Short task >>
Reproduce exactly the lines from the one containing "What does this" through the end of the entries, including both. Drop the pictures.

Exercise input >>
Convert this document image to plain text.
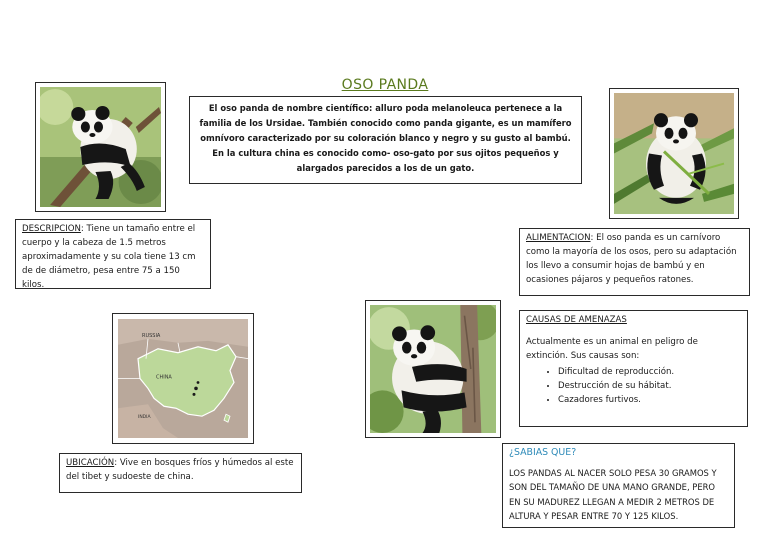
OSO PANDA

El oso panda de nombre científico: alluro poda melanoleuca pertenece a la familia de los Ursidae. También conocido como panda gigante, es un mamífero omnívoro caracterizado por su coloración blanco y negro y su gusto al bambú. En la cultura china es conocido como- oso-gato por sus ojitos pequeños y alargados parecidos a los de un gato.

DESCRIPCION: Tiene un tamaño entre el cuerpo y la cabeza de 1.5 metros aproximadamente y su cola tiene 13 cm de de diámetro, pesa entre 75 a 150 kilos.
ALIMENTACION: El oso panda es un carnívoro como la mayoría de los osos, pero su adaptación los llevo a consumir hojas de bambú y en ocasiones pájaros y pequeños ratones.
RUSSIA
CHINA
INDIA
CAUSAS DE AMENAZAS
Actualmente es un animal en peligro de extinción. Sus causas son:
• Dificultad de reproducción.
• Destrucción de su hábitat.
• Cazadores furtivos.
UBICACIÓN: Vive en bosques fríos y húmedos al este del tibet y sudoeste de china.
¿SABIAS QUE?

LOS PANDAS AL NACER SOLO PESA 30 GRAMOS Y SON DEL TAMAÑO DE UNA MANO GRANDE, PERO EN SU MADUREZ LLEGAN A MEDIR 2 METROS DE ALTURA Y PESAR ENTRE 70 Y 125 KILOS.
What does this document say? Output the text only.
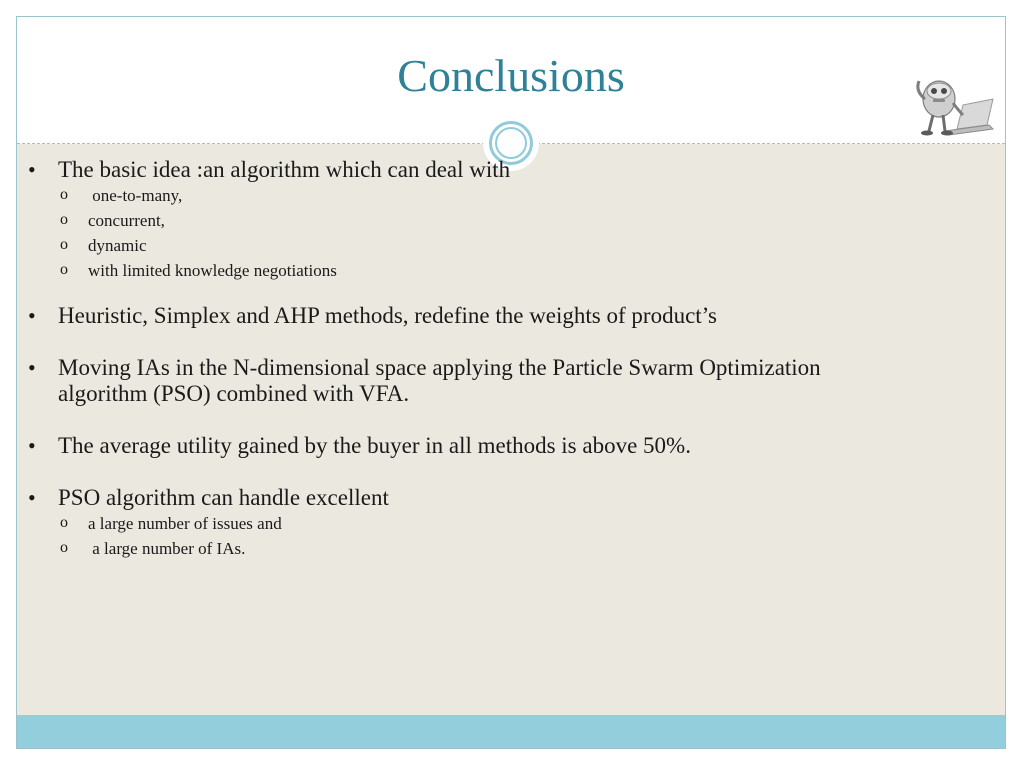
Conclusions
• The basic idea :an algorithm which can deal with
o  one-to-many,
o concurrent,
o dynamic
o with limited knowledge negotiations
• Heuristic, Simplex and AHP methods, redefine the weights of product’s
• Moving IAs in the N-dimensional space applying the Particle Swarm Optimization algorithm (PSO) combined with VFA.
• The average utility gained by the buyer in all methods is above 50%.
• PSO algorithm can handle excellent
o a large number of issues and
o  a large number of IAs.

Answer to this task >>
What does this document say? Output the text only.
Conclusions
• The basic idea :an algorithm which can deal with
o  one-to-many,
o concurrent,
o dynamic
o with limited knowledge negotiations
• Heuristic, Simplex and AHP methods, redefine the weights of product’s
• Moving IAs in the N-dimensional space applying the Particle Swarm Optimization algorithm (PSO) combined with VFA.
• The average utility gained by the buyer in all methods is above 50%.
• PSO algorithm can handle excellent
o a large number of issues and
o  a large number of IAs.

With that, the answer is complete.